-- BEGIN --

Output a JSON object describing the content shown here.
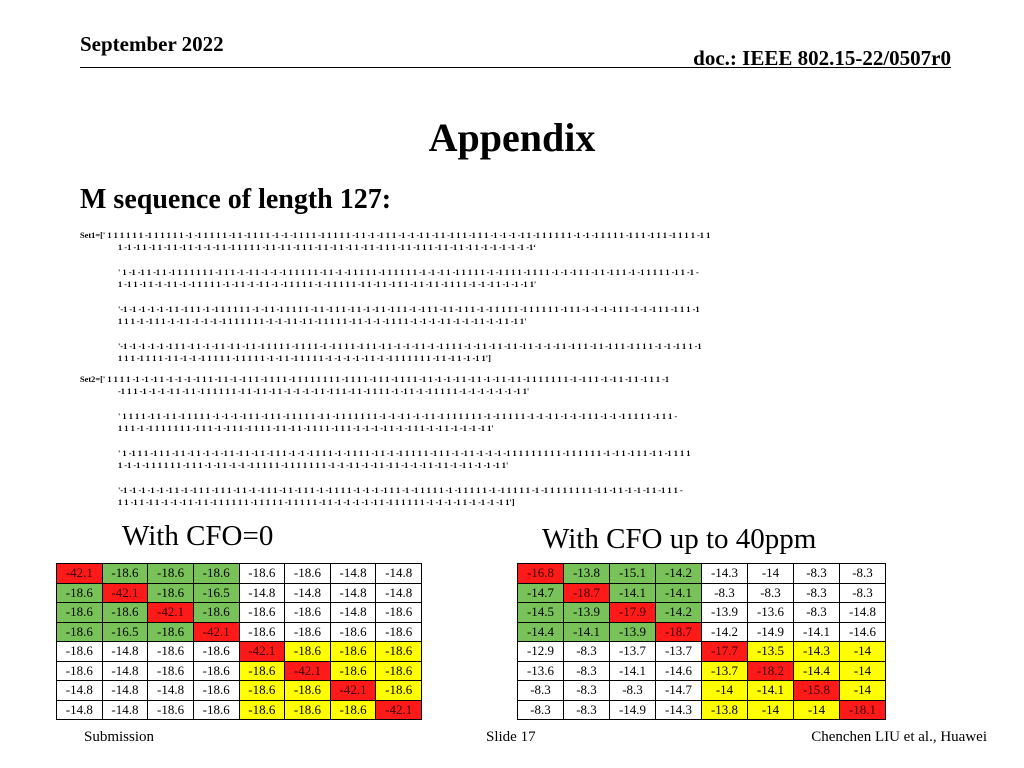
{
  "header": {
    "date": "September 2022",
    "doc": "doc.: IEEE 802.15-22/0507r0"
  },
  "title": "Appendix",
  "subtitle": "M sequence of length 127:",
  "set1": [
    "Set1=[' 1 1 1 1 1 1 -1 1 1 1 1 1 -1 -1 1 1 1 1 -1 1 -1 1 1 1 -1 -1 -1 1 1 1 -1 1 1 1 1 -1 1 -1 -1 1 1 -1 -1 -1 1 -1 1 -1 1 1 -1 1 1 -1 -1 -1 -1 1 -1 1 1 1 1 1 -1 -1 -1 1 1 1 1 -1 1 1 -1 1 1 -1 1 1 1 -1 1",
    "1 -1 -1 1 -1 1 -1 1 -1 1 -1 -1 -1 1 -1 1 1 1 1 -1 1 -1 1 -1 1 1 -1 1 -1 1 -1 1 -1 1 -1 1 1 -1 1 -1 1 1 -1 1 -1 1 -1 1 -1 -1 -1 -1 -1 -1‘",
    "' 1 -1 -1 1 -1 1 -1 1 1 1 1 1 1 -1 1 1 -1 -1 1 -1 -1 -1 1 1 1 1 1 -1 1 -1 -1 1 1 1 1 -1 1 1 1 1 1 -1 -1 -1 1 -1 1 1 1 1 -1 -1 1 1 1 -1 1 1 1 -1 -1 -1 1 1 -1 1 -1 1 1 -1 -1 1 1 1 1 -1 1 -1 -",
    "1 -1 1 -1 1 -1 -1 1 -1 -1 1 1 1 1 -1 -1 1 -1 -1 1 -1 -1 1 1 1 1 -1 -1 1 1 1 1 -1 1 -1 1 -1 1 1 -1 1 -1 1 -1 1 1 1 -1 -1 -1 1 -1 -1 -1 1'",
    "'-1 -1 -1 -1 -1 -1 1 -1 1 1 -1 -1 1 1 1 1 1 -1 -1 1 -1 1 1 1 1 -1 1 -1 1 1 -1 1 -1 -1 1 -1 1 1 -1 -1 1 1 -1 1 -1 1 1 -1 -1 1 1 1 1 -1 1 1 1 1 1 -1 1 1 -1 -1 -1 -1 1 1 -1 -1 -1 1 1 -1 1 1 -1",
    "1 1 1 -1 -1 1 1 -1 -1 1 -1 -1 -1 -1 1 1 1 1 1 1 -1 -1 -1 1 -1 1 -1 1 1 1 1 -1 1 -1 -1 -1 1 1 1 -1 -1 -1 -1 1 -1 -1 -1 1 -1 -1 1 -1 1'",
    "'-1 -1 -1 -1 -1 -1 1 1 -1 1 -1 -1 1 -1 1 -1 1 -1 1 1 1 1 -1 1 1 1 -1 -1 1 1 1 -1 1 1 -1 1 -1 -1 -1 1 -1 -1 1 1 1 -1 -1 1 -1 1 -1 1 -1 1 -1 -1 -1 1 -1 1 1 -1 1 -1 1 1 -1 1 1 1 -1 -1 -1 1 1 -1",
    "1 1 1 -1 1 1 1 -1 1 -1 -1 -1 1 1 1 1 -1 1 1 1 1 -1 -1 1 -1 1 1 1 1 -1 -1 -1 -1 -1 1 -1 -1 1 1 1 1 1 1 -1 1 -1 1 -1 -1 1']"
  ],
  "set2": [
    "Set2=[' 1 1 1 1 -1 -1 -1 1 -1 -1 -1 -1 1 1 -1 1 -1 -1 1 1 -1 1 1 1 -1 1 1 1 1 1 1 1 -1 1 1 1 -1 1 1 -1 1 1 1 -1 1 -1 -1 -1 1 -1 1 -1 -1 1 -1 1 -1 1 1 1 1 1 1 -1 -1 1 1 -1 -1 1 -1 1 -1 1 1 -1",
    "-1 1 1 -1 -1 -1 -1 1 -1 1 -1 1 1 1 1 1 -1 1 -1 1 -1 1 -1 -1 -1 -1 1 -1 1 1 -1 1 -1 1 1 1 -1 -1 1 -1 -1 1 1 1 1 -1 -1 -1 -1 -1 -1 -1 1'",
    "' 1 1 1 1 -1 1 -1 1 -1 1 1 1 1 -1 -1 -1 -1 1 1 -1 1 1 -1 1 1 1 1 -1 1 -1 1 1 1 1 1 1 -1 -1 -1 1 -1 -1 1 -1 1 1 1 1 1 1 -1 -1 1 1 1 1 -1 -1 -1 1 -1 -1 -1 1 1 -1 -1 -1 1 1 1 1 -1 1 1 -",
    "1 1 1 -1 -1 1 1 1 1 1 1 -1 1 1 -1 -1 1 1 -1 1 1 1 -1 1 -1 1 -1 1 1 1 -1 1 1 -1 -1 -1 -1 1 -1 -1 1 1 -1 -1 1 -1 -1 -1 -1 1'",
    "' 1 -1 1 1 -1 1 1 -1 1 -1 1 -1 -1 -1 1 -1 1 -1 1 -1 1 1 -1 -1 -1 1 1 1 -1 -1 1 1 1 -1 1 -1 -1 1 1 1 1 -1 1 1 -1 -1 1 -1 -1 -1 -1 1 1 1 1 1 1 1 1 -1 1 1 1 1 1 -1 -1 1 -1 1 1 -1 1 -1 1 1 1",
    "1 -1 -1 -1 1 1 1 1 1 -1 1 1 -1 -1 1 -1 -1 -1 1 1 1 1 -1 1 1 1 1 1 1 -1 -1 -1 1 -1 -1 1 -1 1 -1 -1 -1 1 -1 1 -1 -1 1 -1 -1 -1 1'",
    "'-1 -1 -1 -1 -1 -1 1 -1 -1 1 1 -1 1 1 -1 1 -1 -1 1 1 -1 1 -1 1 1 -1 -1 1 1 1 -1 -1 -1 -1 1 1 -1 -1 1 1 1 1 -1 -1 1 1 1 1 -1 -1 1 1 1 1 -1 -1 1 1 1 1 1 1 1 -1 1 -1 1 -1 -1 -1 1 -1 1 1 -",
    "1 1 -1 1 -1 1 -1 -1 -1 1 -1 1 -1 1 1 1 1 1 -1 1 1 1 1 -1 1 1 1 1 -1 1 -1 -1 -1 -1 -1 1 -1 1 1 1 1 1 -1 -1 -1 -1 1 -1 -1 -1 -1 1']"
  ],
  "caption_left": "With CFO=0",
  "caption_right": "With CFO up to 40ppm",
  "table_left": [
    [
      [
        "-42.1",
        "r"
      ],
      [
        "-18.6",
        "g"
      ],
      [
        "-18.6",
        "g"
      ],
      [
        "-18.6",
        "g"
      ],
      [
        "-18.6",
        "w"
      ],
      [
        "-18.6",
        "w"
      ],
      [
        "-14.8",
        "w"
      ],
      [
        "-14.8",
        "w"
      ]
    ],
    [
      [
        "-18.6",
        "g"
      ],
      [
        "-42.1",
        "r"
      ],
      [
        "-18.6",
        "g"
      ],
      [
        "-16.5",
        "g"
      ],
      [
        "-14.8",
        "w"
      ],
      [
        "-14.8",
        "w"
      ],
      [
        "-14.8",
        "w"
      ],
      [
        "-14.8",
        "w"
      ]
    ],
    [
      [
        "-18.6",
        "g"
      ],
      [
        "-18.6",
        "g"
      ],
      [
        "-42.1",
        "r"
      ],
      [
        "-18.6",
        "g"
      ],
      [
        "-18.6",
        "w"
      ],
      [
        "-18.6",
        "w"
      ],
      [
        "-14.8",
        "w"
      ],
      [
        "-18.6",
        "w"
      ]
    ],
    [
      [
        "-18.6",
        "g"
      ],
      [
        "-16.5",
        "g"
      ],
      [
        "-18.6",
        "g"
      ],
      [
        "-42.1",
        "r"
      ],
      [
        "-18.6",
        "w"
      ],
      [
        "-18.6",
        "w"
      ],
      [
        "-18.6",
        "w"
      ],
      [
        "-18.6",
        "w"
      ]
    ],
    [
      [
        "-18.6",
        "w"
      ],
      [
        "-14.8",
        "w"
      ],
      [
        "-18.6",
        "w"
      ],
      [
        "-18.6",
        "w"
      ],
      [
        "-42.1",
        "r"
      ],
      [
        "-18.6",
        "y"
      ],
      [
        "-18.6",
        "y"
      ],
      [
        "-18.6",
        "y"
      ]
    ],
    [
      [
        "-18.6",
        "w"
      ],
      [
        "-14.8",
        "w"
      ],
      [
        "-18.6",
        "w"
      ],
      [
        "-18.6",
        "w"
      ],
      [
        "-18.6",
        "y"
      ],
      [
        "-42.1",
        "r"
      ],
      [
        "-18.6",
        "y"
      ],
      [
        "-18.6",
        "y"
      ]
    ],
    [
      [
        "-14.8",
        "w"
      ],
      [
        "-14.8",
        "w"
      ],
      [
        "-14.8",
        "w"
      ],
      [
        "-18.6",
        "w"
      ],
      [
        "-18.6",
        "y"
      ],
      [
        "-18.6",
        "y"
      ],
      [
        "-42.1",
        "r"
      ],
      [
        "-18.6",
        "y"
      ]
    ],
    [
      [
        "-14.8",
        "w"
      ],
      [
        "-14.8",
        "w"
      ],
      [
        "-18.6",
        "w"
      ],
      [
        "-18.6",
        "w"
      ],
      [
        "-18.6",
        "y"
      ],
      [
        "-18.6",
        "y"
      ],
      [
        "-18.6",
        "y"
      ],
      [
        "-42.1",
        "r"
      ]
    ]
  ],
  "table_right": [
    [
      [
        "-16.8",
        "r"
      ],
      [
        "-13.8",
        "g"
      ],
      [
        "-15.1",
        "g"
      ],
      [
        "-14.2",
        "g"
      ],
      [
        "-14.3",
        "w"
      ],
      [
        "-14",
        "w"
      ],
      [
        "-8.3",
        "w"
      ],
      [
        "-8.3",
        "w"
      ]
    ],
    [
      [
        "-14.7",
        "g"
      ],
      [
        "-18.7",
        "r"
      ],
      [
        "-14.1",
        "g"
      ],
      [
        "-14.1",
        "g"
      ],
      [
        "-8.3",
        "w"
      ],
      [
        "-8.3",
        "w"
      ],
      [
        "-8.3",
        "w"
      ],
      [
        "-8.3",
        "w"
      ]
    ],
    [
      [
        "-14.5",
        "g"
      ],
      [
        "-13.9",
        "g"
      ],
      [
        "-17.9",
        "r"
      ],
      [
        "-14.2",
        "g"
      ],
      [
        "-13.9",
        "w"
      ],
      [
        "-13.6",
        "w"
      ],
      [
        "-8.3",
        "w"
      ],
      [
        "-14.8",
        "w"
      ]
    ],
    [
      [
        "-14.4",
        "g"
      ],
      [
        "-14.1",
        "g"
      ],
      [
        "-13.9",
        "g"
      ],
      [
        "-18.7",
        "r"
      ],
      [
        "-14.2",
        "w"
      ],
      [
        "-14.9",
        "w"
      ],
      [
        "-14.1",
        "w"
      ],
      [
        "-14.6",
        "w"
      ]
    ],
    [
      [
        "-12.9",
        "w"
      ],
      [
        "-8.3",
        "w"
      ],
      [
        "-13.7",
        "w"
      ],
      [
        "-13.7",
        "w"
      ],
      [
        "-17.7",
        "r"
      ],
      [
        "-13.5",
        "y"
      ],
      [
        "-14.3",
        "y"
      ],
      [
        "-14",
        "y"
      ]
    ],
    [
      [
        "-13.6",
        "w"
      ],
      [
        "-8.3",
        "w"
      ],
      [
        "-14.1",
        "w"
      ],
      [
        "-14.6",
        "w"
      ],
      [
        "-13.7",
        "y"
      ],
      [
        "-18.2",
        "r"
      ],
      [
        "-14.4",
        "y"
      ],
      [
        "-14",
        "y"
      ]
    ],
    [
      [
        "-8.3",
        "w"
      ],
      [
        "-8.3",
        "w"
      ],
      [
        "-8.3",
        "w"
      ],
      [
        "-14.7",
        "w"
      ],
      [
        "-14",
        "y"
      ],
      [
        "-14.1",
        "y"
      ],
      [
        "-15.8",
        "r"
      ],
      [
        "-14",
        "y"
      ]
    ],
    [
      [
        "-8.3",
        "w"
      ],
      [
        "-8.3",
        "w"
      ],
      [
        "-14.9",
        "w"
      ],
      [
        "-14.3",
        "w"
      ],
      [
        "-13.8",
        "y"
      ],
      [
        "-14",
        "y"
      ],
      [
        "-14",
        "y"
      ],
      [
        "-18.1",
        "r"
      ]
    ]
  ],
  "colors": {
    "red": "#ff1a1a",
    "green": "#79c25a",
    "yellow": "#ffff00",
    "white": "#ffffff"
  },
  "footer": {
    "left": "Submission",
    "center": "Slide 17",
    "right": "Chenchen LIU et al., Huawei"
  }
}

-- END --

- Problem to solve
Scan the material above. Return every line containing the string "With".

- Result of this exercise
  "caption_left": "With CFO=0",
  "caption_right": "With CFO up to 40ppm",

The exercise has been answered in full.